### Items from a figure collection
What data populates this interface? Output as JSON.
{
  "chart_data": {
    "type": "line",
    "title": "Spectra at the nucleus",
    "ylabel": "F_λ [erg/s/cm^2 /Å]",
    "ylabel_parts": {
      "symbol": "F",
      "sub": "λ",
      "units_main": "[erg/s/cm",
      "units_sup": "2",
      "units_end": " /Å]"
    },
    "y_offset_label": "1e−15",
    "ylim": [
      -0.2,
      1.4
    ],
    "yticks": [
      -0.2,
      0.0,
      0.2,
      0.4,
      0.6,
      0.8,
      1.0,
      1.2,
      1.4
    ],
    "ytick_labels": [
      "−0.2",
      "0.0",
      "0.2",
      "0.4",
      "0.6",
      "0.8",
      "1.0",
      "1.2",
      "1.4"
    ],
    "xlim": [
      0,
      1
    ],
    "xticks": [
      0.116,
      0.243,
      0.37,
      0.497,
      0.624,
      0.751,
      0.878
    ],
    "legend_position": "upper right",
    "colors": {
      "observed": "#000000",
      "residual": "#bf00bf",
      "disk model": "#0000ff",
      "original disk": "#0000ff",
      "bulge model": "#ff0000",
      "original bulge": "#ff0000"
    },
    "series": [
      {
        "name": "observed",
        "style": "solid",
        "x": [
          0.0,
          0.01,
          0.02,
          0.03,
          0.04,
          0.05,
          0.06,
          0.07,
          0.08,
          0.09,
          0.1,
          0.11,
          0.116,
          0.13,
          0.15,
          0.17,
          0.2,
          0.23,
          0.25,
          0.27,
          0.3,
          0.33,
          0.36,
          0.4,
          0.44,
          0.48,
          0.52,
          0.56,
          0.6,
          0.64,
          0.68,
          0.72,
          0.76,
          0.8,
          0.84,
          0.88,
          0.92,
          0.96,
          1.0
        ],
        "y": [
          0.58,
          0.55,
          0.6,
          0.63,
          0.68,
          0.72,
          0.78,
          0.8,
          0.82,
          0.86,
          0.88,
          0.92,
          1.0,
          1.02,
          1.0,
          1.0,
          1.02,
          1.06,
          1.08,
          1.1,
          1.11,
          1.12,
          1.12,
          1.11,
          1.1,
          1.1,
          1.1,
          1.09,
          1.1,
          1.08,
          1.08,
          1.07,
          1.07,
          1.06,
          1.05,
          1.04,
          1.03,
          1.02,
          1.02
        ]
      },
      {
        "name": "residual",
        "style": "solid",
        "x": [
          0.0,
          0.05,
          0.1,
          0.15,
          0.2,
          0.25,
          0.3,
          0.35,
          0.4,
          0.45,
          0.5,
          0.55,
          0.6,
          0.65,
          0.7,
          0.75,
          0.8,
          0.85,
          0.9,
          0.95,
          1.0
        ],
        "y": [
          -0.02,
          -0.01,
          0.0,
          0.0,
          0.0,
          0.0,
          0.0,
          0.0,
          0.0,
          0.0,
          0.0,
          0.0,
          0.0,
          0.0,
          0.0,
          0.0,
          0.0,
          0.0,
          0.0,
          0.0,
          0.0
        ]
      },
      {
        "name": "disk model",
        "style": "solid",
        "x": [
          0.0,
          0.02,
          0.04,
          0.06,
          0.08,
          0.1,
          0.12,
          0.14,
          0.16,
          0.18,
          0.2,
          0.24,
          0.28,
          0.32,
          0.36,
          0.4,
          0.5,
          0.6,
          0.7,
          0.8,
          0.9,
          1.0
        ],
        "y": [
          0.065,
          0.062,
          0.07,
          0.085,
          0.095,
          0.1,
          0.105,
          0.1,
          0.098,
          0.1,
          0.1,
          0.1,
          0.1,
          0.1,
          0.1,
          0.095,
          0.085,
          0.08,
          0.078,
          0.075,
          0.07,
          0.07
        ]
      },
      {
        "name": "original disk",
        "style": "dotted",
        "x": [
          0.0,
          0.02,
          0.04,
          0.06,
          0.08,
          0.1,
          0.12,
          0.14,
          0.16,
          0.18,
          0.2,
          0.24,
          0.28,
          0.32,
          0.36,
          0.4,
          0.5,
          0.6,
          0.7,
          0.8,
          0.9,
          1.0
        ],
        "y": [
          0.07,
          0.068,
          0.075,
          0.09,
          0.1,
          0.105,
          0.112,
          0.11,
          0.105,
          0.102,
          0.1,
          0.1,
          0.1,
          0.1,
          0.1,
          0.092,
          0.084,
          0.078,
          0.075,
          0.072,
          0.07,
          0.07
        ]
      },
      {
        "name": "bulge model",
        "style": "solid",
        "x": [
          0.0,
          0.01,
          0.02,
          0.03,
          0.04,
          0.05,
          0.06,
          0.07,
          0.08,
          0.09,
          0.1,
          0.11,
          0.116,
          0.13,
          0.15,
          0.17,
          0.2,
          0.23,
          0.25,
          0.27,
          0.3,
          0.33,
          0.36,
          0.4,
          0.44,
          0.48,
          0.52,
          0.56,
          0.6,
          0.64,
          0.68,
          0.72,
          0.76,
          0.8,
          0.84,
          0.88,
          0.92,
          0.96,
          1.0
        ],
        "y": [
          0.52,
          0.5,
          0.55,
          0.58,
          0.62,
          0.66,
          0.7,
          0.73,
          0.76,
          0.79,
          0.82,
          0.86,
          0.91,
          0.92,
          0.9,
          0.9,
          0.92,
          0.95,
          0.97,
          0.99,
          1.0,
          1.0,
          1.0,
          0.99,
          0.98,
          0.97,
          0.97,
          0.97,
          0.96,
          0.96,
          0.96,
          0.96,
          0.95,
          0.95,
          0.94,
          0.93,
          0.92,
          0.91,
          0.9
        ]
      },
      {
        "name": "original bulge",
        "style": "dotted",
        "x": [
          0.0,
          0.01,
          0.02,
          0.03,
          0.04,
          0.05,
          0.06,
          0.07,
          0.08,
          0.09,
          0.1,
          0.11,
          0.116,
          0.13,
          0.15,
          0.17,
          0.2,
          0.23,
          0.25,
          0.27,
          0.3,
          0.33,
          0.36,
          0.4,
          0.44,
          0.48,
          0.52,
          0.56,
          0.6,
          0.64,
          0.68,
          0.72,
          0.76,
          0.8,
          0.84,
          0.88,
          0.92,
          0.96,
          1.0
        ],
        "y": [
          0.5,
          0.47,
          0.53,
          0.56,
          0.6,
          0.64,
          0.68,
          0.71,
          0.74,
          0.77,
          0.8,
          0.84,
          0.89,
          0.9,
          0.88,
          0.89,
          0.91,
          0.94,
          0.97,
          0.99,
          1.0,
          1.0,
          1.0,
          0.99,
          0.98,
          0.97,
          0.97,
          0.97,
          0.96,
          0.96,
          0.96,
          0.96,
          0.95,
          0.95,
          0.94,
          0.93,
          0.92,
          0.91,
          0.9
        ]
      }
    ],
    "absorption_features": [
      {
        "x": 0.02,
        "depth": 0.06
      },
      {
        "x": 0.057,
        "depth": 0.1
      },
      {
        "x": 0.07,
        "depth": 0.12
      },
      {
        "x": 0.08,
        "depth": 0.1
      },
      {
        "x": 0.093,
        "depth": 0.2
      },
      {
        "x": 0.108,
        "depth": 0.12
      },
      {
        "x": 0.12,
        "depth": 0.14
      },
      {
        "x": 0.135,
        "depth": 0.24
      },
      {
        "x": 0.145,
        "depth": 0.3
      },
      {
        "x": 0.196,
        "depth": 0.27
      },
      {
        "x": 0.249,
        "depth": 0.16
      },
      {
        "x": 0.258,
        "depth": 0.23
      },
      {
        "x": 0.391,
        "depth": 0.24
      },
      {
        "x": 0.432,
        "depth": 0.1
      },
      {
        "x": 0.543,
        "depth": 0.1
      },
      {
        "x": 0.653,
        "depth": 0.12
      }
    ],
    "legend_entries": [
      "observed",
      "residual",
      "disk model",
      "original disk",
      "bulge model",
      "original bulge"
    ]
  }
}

### Aim
Copy every line above that holds the word "residual".

### Result below
      "residual": "#bf00bf",
        "name": "residual",
      "residual",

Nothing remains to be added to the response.